* begin DATASET CONTENT *

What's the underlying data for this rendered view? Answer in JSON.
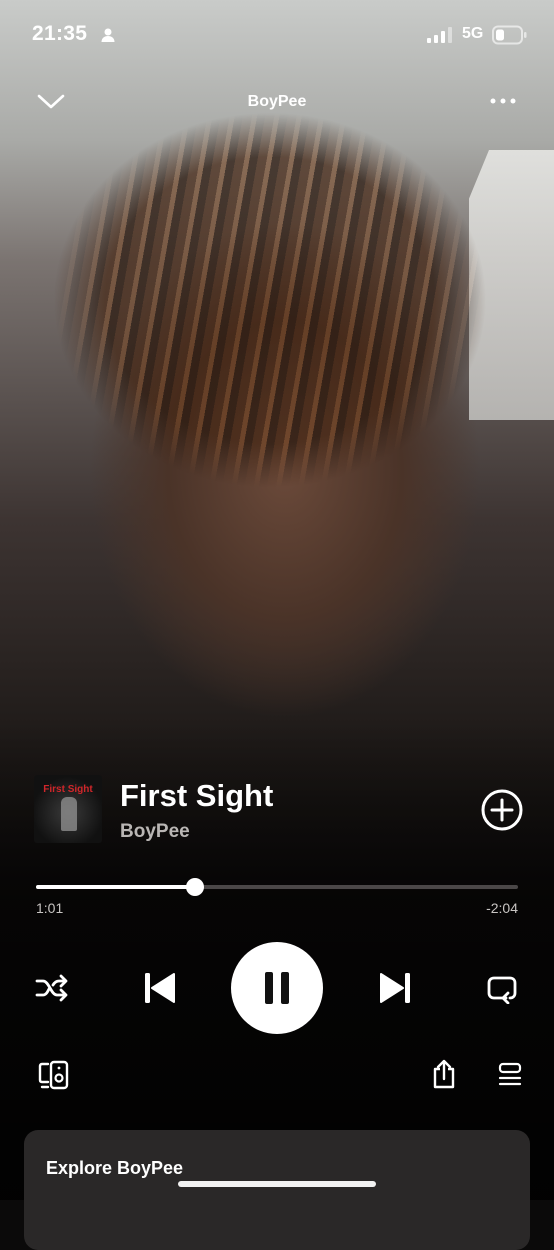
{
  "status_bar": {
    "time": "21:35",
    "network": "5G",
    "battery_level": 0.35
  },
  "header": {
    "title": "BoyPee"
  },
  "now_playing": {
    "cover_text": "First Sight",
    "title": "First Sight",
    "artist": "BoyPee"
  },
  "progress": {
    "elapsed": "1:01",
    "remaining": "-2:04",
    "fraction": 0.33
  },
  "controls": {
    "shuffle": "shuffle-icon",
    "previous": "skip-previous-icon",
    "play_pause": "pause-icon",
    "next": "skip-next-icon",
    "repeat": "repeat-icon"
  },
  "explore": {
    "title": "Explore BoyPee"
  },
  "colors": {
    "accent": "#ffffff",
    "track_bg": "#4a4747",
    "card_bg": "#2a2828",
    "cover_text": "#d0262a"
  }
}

* end DATASET CONTENT *

**GIVEN TASK**
Omit the pictures. Output every record above word for word.

**CORRECT ANSWER**
What's the underlying data for this rendered view? Answer in JSON.
{
  "status_bar": {
    "time": "21:35",
    "network": "5G",
    "battery_level": 0.35
  },
  "header": {
    "title": "BoyPee"
  },
  "now_playing": {
    "cover_text": "First Sight",
    "title": "First Sight",
    "artist": "BoyPee"
  },
  "progress": {
    "elapsed": "1:01",
    "remaining": "-2:04",
    "fraction": 0.33
  },
  "controls": {
    "shuffle": "shuffle-icon",
    "previous": "skip-previous-icon",
    "play_pause": "pause-icon",
    "next": "skip-next-icon",
    "repeat": "repeat-icon"
  },
  "explore": {
    "title": "Explore BoyPee"
  },
  "colors": {
    "accent": "#ffffff",
    "track_bg": "#4a4747",
    "card_bg": "#2a2828",
    "cover_text": "#d0262a"
  }
}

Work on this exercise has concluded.